Your goal
Go through the listing and copy every line word for word.

The input
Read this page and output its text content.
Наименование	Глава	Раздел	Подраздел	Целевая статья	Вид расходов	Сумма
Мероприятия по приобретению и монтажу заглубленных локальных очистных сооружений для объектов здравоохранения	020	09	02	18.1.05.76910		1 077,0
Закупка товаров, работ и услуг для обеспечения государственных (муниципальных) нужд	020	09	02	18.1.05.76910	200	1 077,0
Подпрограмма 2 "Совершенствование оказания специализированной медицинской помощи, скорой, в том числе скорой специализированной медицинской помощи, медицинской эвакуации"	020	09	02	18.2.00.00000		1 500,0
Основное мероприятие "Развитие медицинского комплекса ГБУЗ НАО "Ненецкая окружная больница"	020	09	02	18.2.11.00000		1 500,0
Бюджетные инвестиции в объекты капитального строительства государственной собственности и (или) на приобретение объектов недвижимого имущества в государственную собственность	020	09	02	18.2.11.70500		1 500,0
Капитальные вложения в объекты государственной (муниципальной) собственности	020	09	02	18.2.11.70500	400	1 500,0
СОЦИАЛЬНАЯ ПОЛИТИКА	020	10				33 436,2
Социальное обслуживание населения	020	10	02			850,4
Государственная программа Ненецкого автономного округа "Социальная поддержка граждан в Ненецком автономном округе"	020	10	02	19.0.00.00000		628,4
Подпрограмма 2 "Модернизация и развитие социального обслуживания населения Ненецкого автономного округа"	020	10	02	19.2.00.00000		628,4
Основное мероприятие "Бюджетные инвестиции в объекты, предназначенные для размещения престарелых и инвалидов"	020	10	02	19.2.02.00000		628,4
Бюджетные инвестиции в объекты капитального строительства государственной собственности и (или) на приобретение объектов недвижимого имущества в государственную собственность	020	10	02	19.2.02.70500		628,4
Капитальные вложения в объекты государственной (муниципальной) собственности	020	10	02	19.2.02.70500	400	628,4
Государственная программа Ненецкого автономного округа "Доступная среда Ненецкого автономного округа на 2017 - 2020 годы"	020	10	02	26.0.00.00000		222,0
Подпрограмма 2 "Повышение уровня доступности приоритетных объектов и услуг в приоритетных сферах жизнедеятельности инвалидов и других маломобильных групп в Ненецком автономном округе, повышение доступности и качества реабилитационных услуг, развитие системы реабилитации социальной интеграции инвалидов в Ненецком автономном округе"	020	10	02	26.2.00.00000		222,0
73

Answer
Read this page and output its text content.
Наименование	Глава	Раздел	Подраздел	Целевая статья	Вид расходов	Сумма
Мероприятия по приобретению и монтажу заглубленных локальных очистных сооружений для объектов здравоохранения	020	09	02	18.1.05.76910		1 077,0
Закупка товаров, работ и услуг для обеспечения государственных (муниципальных) нужд	020	09	02	18.1.05.76910	200	1 077,0
Подпрограмма 2 "Совершенствование оказания специализированной медицинской помощи, скорой, в том числе скорой специализированной медицинской помощи, медицинской эвакуации"	020	09	02	18.2.00.00000		1 500,0
Основное мероприятие "Развитие медицинского комплекса ГБУЗ НАО "Ненецкая окружная больница"	020	09	02	18.2.11.00000		1 500,0
Бюджетные инвестиции в объекты капитального строительства государственной собственности и (или) на приобретение объектов недвижимого имущества в государственную собственность	020	09	02	18.2.11.70500		1 500,0
Капитальные вложения в объекты государственной (муниципальной) собственности	020	09	02	18.2.11.70500	400	1 500,0
СОЦИАЛЬНАЯ ПОЛИТИКА	020	10				33 436,2
Социальное обслуживание населения	020	10	02			850,4
Государственная программа Ненецкого автономного округа "Социальная поддержка граждан в Ненецком автономном округе"	020	10	02	19.0.00.00000		628,4
Подпрограмма 2 "Модернизация и развитие социального обслуживания населения Ненецкого автономного округа"	020	10	02	19.2.00.00000		628,4
Основное мероприятие "Бюджетные инвестиции в объекты, предназначенные для размещения престарелых и инвалидов"	020	10	02	19.2.02.00000		628,4
Бюджетные инвестиции в объекты капитального строительства государственной собственности и (или) на приобретение объектов недвижимого имущества в государственную собственность	020	10	02	19.2.02.70500		628,4
Капитальные вложения в объекты государственной (муниципальной) собственности	020	10	02	19.2.02.70500	400	628,4
Государственная программа Ненецкого автономного округа "Доступная среда Ненецкого автономного округа на 2017 - 2020 годы"	020	10	02	26.0.00.00000		222,0
Подпрограмма 2 "Повышение уровня доступности приоритетных объектов и услуг в приоритетных сферах жизнедеятельности инвалидов и других маломобильных групп в Ненецком автономном округе, повышение доступности и качества реабилитационных услуг, развитие системы реабилитации социальной интеграции инвалидов в Ненецком автономном округе"	020	10	02	26.2.00.00000		222,0
73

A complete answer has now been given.